◆ What you should do: Select every line containing the word "нужд" from the material, and copy those lines.

Start of Input material

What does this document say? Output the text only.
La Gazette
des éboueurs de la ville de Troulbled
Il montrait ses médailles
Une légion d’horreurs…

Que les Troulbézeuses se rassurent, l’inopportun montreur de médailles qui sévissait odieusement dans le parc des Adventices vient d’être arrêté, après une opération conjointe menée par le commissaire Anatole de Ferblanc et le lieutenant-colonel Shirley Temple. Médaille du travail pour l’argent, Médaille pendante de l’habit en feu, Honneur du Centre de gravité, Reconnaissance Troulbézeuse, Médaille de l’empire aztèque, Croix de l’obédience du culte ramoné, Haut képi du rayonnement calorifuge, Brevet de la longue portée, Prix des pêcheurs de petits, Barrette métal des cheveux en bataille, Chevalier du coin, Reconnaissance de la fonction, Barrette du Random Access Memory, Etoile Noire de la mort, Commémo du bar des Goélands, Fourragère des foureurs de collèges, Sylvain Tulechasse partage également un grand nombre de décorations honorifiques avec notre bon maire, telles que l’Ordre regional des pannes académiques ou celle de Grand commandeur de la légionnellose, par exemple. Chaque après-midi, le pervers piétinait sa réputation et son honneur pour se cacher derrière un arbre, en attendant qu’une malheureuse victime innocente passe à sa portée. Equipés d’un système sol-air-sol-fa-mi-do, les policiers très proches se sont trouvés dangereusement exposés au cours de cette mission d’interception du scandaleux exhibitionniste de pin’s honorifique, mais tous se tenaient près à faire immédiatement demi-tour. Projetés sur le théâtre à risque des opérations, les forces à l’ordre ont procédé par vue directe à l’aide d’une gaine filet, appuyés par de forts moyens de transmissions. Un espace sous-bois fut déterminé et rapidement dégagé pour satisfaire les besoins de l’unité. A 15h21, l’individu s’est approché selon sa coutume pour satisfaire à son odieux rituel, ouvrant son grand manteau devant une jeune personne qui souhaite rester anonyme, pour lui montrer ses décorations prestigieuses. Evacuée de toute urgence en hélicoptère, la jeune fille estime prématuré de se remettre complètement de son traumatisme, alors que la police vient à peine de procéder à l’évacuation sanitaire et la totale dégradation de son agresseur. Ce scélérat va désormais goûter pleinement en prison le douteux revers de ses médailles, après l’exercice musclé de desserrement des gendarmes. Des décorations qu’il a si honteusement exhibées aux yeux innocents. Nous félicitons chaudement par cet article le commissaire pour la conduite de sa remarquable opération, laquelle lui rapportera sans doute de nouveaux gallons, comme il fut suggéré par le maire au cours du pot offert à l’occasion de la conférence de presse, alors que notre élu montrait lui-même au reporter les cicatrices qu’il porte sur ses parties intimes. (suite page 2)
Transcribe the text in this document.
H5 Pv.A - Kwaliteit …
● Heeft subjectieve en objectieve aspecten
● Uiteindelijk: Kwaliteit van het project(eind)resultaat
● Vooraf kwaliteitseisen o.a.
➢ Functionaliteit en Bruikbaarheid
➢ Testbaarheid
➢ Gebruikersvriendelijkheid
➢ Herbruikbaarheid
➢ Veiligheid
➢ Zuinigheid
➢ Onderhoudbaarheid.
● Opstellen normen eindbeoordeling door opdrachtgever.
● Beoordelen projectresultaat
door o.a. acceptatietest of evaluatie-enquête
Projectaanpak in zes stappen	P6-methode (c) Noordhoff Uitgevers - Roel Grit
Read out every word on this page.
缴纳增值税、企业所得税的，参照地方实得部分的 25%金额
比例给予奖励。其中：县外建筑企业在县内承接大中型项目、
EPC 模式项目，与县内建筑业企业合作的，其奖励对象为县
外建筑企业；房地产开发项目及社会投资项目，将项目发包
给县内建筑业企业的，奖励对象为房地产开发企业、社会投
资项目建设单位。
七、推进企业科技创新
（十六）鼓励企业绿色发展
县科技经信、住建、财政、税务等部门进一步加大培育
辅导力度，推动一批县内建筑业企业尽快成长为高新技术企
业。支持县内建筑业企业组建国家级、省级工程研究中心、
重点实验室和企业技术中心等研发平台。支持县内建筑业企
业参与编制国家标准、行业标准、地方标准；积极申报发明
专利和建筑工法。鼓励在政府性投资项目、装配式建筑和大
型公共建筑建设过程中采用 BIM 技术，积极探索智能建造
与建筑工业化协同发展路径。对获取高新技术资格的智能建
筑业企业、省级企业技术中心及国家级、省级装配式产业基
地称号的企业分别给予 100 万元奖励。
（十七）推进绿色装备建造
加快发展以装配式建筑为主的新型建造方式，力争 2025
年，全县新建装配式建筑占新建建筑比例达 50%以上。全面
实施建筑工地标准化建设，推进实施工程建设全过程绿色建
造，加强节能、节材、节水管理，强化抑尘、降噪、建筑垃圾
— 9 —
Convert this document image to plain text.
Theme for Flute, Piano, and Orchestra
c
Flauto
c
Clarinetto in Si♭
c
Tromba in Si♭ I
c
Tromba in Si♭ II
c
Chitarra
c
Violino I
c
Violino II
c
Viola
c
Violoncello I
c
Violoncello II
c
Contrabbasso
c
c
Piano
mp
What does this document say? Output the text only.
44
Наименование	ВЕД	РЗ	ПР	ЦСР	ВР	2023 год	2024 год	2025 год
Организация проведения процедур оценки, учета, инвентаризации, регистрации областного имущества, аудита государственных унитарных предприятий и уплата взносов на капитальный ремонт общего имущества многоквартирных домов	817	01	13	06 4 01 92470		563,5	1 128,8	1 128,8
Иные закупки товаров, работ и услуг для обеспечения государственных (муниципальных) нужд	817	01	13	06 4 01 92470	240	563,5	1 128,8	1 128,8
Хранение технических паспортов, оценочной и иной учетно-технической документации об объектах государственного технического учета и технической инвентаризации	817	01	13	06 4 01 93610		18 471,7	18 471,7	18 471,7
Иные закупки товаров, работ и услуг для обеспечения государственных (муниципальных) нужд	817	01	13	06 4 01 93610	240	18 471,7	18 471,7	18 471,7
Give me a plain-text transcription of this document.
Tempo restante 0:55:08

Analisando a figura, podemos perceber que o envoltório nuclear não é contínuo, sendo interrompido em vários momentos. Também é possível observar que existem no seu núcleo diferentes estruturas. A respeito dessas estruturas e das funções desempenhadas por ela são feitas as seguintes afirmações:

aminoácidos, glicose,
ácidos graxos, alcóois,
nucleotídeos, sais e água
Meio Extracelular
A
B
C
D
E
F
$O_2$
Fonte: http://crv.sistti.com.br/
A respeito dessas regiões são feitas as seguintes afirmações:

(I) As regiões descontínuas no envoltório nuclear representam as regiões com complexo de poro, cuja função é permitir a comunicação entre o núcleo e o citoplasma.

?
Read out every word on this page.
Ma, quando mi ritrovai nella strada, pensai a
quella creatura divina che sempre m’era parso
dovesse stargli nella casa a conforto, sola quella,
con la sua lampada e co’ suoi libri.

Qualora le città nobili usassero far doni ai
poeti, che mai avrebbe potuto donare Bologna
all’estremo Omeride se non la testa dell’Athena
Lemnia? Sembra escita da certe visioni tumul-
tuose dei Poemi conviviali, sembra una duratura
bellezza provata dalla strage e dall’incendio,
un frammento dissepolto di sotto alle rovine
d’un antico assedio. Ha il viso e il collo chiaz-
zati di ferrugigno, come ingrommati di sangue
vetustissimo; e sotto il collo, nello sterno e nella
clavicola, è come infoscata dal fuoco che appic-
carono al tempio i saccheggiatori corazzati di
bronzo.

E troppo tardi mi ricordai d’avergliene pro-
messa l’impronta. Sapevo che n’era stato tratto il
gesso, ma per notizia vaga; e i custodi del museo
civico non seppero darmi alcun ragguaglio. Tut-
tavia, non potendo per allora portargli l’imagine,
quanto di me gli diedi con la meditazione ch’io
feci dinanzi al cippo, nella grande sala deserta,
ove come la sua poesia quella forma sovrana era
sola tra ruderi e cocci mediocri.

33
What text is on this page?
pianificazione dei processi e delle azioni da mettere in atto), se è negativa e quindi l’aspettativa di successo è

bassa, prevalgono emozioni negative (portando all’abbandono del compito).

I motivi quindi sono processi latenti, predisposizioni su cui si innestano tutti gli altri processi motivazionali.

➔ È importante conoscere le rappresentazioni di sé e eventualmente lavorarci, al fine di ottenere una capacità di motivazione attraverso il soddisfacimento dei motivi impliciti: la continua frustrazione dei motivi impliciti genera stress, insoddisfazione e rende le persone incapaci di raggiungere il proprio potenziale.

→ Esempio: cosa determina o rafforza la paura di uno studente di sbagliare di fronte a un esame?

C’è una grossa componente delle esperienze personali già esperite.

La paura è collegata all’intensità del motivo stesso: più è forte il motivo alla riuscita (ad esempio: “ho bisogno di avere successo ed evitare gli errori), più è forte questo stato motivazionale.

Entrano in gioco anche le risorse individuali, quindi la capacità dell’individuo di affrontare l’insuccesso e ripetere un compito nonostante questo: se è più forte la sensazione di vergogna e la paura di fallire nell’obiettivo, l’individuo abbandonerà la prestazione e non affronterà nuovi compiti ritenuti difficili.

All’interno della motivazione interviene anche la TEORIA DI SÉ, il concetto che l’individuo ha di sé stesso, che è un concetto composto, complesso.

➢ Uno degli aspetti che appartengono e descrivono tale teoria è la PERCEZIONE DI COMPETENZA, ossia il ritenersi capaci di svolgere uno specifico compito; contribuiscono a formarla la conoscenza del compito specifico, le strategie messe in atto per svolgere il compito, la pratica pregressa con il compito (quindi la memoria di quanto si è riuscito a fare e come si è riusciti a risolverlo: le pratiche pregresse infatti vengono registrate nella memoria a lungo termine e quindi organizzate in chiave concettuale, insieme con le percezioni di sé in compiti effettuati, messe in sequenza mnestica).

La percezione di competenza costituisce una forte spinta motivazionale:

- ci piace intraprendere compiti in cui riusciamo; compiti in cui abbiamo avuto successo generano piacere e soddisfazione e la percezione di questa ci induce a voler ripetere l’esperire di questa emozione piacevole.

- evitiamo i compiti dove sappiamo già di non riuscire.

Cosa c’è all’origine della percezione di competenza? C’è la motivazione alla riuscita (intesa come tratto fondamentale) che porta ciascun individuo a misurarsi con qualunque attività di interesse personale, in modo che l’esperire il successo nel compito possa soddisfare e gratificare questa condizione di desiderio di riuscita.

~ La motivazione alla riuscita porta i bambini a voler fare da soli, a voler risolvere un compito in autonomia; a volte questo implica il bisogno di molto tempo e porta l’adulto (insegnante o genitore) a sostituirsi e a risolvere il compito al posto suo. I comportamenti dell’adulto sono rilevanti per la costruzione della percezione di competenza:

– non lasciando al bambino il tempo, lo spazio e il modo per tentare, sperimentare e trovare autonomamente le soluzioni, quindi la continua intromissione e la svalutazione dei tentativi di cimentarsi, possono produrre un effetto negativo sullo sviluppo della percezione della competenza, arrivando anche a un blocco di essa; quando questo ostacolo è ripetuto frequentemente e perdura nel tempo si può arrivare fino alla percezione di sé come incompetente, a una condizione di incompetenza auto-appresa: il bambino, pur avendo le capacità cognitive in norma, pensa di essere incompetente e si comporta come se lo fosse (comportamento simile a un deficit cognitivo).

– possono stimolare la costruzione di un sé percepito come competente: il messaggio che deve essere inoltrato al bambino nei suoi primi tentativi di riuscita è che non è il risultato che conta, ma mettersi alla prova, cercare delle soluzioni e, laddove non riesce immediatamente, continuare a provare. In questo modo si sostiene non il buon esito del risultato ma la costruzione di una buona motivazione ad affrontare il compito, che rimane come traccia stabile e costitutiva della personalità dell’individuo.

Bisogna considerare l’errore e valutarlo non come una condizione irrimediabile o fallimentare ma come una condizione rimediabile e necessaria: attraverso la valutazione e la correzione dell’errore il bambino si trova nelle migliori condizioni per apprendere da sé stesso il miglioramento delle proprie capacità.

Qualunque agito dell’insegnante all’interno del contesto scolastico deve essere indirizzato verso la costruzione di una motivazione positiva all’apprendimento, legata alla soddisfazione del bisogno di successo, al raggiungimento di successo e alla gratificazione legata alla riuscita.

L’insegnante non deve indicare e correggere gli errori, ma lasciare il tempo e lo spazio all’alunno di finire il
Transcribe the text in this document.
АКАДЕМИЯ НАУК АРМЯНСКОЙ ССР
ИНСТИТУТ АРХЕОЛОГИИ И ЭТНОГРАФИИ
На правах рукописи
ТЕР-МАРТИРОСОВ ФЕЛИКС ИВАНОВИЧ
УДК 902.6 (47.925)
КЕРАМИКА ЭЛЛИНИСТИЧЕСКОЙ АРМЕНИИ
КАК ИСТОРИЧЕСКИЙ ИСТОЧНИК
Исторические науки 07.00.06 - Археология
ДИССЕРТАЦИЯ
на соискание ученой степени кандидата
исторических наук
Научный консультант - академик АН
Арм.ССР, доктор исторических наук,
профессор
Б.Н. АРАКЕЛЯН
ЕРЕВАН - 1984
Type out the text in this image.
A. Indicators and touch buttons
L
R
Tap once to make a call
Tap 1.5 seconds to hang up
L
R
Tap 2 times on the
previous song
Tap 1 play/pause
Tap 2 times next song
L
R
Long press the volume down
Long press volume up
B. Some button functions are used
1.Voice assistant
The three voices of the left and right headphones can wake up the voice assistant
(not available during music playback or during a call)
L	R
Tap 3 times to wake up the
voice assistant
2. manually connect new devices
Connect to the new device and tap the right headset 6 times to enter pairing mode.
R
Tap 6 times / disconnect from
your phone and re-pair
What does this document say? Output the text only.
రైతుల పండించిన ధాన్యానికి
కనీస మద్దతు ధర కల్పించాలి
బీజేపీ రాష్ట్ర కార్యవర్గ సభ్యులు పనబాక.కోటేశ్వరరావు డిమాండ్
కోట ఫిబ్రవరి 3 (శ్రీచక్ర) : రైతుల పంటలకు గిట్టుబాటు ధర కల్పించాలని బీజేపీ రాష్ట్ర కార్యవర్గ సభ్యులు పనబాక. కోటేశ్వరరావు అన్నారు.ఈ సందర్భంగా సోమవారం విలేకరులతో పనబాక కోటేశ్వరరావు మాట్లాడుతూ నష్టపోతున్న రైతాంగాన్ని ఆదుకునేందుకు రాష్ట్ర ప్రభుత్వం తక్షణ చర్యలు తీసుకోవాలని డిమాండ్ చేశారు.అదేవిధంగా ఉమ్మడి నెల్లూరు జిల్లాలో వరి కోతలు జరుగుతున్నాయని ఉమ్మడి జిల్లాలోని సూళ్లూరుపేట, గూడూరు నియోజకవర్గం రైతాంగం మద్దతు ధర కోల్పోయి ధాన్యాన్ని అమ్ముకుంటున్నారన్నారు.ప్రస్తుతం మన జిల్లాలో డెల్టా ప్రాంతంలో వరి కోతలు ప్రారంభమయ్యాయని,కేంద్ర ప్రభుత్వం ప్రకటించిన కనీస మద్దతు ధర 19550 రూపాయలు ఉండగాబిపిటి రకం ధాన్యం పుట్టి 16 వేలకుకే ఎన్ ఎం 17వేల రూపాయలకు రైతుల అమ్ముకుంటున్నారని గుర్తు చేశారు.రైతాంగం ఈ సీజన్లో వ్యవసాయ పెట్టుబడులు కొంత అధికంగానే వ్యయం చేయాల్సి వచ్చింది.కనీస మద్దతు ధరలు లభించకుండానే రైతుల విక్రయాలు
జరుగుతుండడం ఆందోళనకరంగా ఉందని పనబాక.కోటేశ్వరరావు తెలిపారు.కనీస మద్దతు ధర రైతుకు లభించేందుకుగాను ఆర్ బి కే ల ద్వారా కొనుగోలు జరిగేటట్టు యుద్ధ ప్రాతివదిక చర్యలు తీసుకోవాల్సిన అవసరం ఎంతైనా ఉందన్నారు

End of Input material

◆ Response to this exercise:
Иные закупки товаров, работ и услуг для обеспечения государственных (муниципальных) нужд	817	01	13	06 4 01 92470	240	563,5	1 128,8	1 128,8
Иные закупки товаров, работ и услуг для обеспечения государственных (муниципальных) нужд	817	01	13	06 4 01 93610	240	18 471,7	18 471,7	18 471,7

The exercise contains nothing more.